## BEGIN Provided data
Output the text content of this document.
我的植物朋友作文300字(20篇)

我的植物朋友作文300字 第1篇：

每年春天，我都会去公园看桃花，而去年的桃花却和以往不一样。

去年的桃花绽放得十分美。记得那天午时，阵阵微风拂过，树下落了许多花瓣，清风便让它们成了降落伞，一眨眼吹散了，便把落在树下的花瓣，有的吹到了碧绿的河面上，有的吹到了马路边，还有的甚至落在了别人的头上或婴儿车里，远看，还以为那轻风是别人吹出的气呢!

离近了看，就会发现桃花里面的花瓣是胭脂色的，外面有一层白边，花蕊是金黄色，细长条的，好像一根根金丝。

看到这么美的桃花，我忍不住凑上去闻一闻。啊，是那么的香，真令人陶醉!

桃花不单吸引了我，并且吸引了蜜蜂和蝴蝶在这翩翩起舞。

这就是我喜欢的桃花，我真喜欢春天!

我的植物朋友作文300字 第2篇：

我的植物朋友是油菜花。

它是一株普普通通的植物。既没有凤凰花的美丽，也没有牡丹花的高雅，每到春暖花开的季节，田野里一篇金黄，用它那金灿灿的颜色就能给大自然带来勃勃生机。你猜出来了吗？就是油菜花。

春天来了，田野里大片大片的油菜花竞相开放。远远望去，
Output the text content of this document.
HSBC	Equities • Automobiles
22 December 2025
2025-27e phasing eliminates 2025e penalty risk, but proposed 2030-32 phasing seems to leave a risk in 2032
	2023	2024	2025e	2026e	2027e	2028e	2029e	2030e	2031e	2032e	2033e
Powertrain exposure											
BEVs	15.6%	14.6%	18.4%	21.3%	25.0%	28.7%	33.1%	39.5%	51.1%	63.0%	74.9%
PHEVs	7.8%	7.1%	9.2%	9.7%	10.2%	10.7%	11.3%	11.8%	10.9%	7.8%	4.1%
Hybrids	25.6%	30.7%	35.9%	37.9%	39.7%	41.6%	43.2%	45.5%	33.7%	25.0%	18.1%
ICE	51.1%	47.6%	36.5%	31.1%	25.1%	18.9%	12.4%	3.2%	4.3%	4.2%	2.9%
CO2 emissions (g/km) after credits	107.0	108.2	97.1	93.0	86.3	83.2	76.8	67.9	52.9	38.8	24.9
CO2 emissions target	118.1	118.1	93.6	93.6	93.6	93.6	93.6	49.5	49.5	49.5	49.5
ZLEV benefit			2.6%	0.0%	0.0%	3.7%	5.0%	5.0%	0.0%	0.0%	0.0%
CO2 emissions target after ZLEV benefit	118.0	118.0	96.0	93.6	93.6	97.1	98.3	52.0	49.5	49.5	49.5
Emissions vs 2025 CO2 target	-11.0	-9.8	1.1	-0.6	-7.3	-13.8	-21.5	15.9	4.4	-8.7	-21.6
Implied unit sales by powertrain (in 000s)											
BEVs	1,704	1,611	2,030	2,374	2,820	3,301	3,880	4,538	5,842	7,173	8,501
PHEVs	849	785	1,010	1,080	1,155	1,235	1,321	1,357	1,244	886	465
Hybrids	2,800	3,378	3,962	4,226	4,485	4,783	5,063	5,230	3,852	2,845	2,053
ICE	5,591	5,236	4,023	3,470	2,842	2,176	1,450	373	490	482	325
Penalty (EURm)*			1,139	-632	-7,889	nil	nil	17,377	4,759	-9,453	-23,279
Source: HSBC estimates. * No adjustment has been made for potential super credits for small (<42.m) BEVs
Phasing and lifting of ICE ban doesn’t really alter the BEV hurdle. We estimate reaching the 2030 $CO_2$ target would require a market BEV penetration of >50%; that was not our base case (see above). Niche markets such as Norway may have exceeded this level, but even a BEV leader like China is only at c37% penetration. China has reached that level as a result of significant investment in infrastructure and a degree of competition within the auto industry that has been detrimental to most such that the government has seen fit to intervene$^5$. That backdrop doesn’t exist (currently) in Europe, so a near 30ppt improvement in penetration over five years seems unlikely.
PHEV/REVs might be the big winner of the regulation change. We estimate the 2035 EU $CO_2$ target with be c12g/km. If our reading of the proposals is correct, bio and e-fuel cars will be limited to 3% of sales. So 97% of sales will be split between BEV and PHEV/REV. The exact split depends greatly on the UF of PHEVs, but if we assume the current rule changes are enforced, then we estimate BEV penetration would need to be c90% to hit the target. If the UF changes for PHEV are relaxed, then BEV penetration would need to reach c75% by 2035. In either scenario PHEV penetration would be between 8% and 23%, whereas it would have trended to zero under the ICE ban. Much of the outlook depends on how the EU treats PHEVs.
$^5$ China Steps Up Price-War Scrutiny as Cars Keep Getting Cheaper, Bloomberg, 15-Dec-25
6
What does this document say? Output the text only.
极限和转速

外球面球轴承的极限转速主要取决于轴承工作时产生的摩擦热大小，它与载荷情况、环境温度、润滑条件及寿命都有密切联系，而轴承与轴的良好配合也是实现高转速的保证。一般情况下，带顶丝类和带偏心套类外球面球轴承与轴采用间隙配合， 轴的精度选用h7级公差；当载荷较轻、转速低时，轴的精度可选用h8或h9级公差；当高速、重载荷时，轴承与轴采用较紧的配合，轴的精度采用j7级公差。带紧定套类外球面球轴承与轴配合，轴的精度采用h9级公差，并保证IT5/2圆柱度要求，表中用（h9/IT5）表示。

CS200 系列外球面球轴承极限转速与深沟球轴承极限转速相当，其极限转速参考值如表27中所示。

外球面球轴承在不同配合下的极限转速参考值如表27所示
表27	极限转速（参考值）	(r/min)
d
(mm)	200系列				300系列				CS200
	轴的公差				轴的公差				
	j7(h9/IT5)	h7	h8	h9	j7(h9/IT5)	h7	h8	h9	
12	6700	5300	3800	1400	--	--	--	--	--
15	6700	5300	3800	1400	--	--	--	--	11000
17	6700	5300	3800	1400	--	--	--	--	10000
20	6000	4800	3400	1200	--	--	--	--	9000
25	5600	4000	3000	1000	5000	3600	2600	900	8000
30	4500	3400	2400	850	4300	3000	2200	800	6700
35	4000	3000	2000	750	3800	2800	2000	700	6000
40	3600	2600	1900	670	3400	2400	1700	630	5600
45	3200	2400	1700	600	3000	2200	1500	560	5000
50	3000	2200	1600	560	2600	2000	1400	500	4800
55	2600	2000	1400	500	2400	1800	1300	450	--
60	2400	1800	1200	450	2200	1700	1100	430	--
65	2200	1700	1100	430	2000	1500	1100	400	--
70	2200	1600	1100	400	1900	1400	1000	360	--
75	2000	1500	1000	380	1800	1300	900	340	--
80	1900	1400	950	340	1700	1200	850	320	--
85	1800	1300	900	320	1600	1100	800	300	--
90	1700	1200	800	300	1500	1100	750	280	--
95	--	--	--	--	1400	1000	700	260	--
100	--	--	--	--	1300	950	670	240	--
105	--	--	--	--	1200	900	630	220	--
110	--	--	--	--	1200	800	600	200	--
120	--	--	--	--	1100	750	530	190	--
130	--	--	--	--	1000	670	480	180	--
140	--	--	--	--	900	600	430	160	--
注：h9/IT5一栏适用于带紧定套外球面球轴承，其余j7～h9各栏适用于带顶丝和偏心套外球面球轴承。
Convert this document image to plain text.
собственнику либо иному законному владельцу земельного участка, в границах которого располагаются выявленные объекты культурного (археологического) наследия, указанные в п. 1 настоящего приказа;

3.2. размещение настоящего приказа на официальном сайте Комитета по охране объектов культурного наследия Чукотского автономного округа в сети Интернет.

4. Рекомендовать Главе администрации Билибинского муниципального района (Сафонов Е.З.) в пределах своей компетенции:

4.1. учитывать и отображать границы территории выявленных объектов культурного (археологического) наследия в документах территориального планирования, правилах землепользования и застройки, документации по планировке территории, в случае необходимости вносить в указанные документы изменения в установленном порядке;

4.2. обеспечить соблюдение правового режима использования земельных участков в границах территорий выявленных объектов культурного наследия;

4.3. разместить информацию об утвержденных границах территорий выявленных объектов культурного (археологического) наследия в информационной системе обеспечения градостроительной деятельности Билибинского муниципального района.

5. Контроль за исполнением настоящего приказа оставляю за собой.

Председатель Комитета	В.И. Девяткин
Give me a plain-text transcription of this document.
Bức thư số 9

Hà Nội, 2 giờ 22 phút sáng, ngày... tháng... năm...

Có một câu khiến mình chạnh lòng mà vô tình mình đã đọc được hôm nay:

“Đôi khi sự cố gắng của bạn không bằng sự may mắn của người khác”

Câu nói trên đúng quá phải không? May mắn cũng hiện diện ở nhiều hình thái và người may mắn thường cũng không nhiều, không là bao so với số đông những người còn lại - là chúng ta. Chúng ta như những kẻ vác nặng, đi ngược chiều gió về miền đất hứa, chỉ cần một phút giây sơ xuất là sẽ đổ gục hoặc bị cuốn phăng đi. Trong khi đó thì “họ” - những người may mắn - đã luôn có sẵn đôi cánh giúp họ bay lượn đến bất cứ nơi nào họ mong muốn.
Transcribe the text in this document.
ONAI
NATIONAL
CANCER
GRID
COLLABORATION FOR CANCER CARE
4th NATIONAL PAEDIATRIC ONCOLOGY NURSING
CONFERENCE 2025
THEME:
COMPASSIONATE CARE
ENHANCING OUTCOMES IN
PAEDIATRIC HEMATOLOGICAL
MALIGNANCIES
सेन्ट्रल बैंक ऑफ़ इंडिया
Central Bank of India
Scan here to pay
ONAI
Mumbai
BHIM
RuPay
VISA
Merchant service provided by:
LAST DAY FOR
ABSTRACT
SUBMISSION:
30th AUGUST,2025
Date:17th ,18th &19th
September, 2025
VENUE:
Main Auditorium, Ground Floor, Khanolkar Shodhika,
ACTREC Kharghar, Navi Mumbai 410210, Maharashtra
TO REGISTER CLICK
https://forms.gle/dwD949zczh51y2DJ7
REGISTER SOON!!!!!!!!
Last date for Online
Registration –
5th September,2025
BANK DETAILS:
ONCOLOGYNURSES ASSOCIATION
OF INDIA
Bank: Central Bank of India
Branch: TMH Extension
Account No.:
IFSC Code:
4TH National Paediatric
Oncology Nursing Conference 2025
## END Provided data
What is needed: Pull out the lines above in which the word "China" appears.

Solved exercise:
Phasing and lifting of ICE ban doesn’t really alter the BEV hurdle. We estimate reaching the 2030 $CO_2$ target would require a market BEV penetration of >50%; that was not our base case (see above). Niche markets such as Norway may have exceeded this level, but even a BEV leader like China is only at c37% penetration. China has reached that level as a result of significant investment in infrastructure and a degree of competition within the auto industry that has been detrimental to most such that the government has seen fit to intervene$^5$. That backdrop doesn’t exist (currently) in Europe, so a near 30ppt improvement in penetration over five years seems unlikely.
$^5$ China Steps Up Price-War Scrutiny as Cars Keep Getting Cheaper, Bloomberg, 15-Dec-25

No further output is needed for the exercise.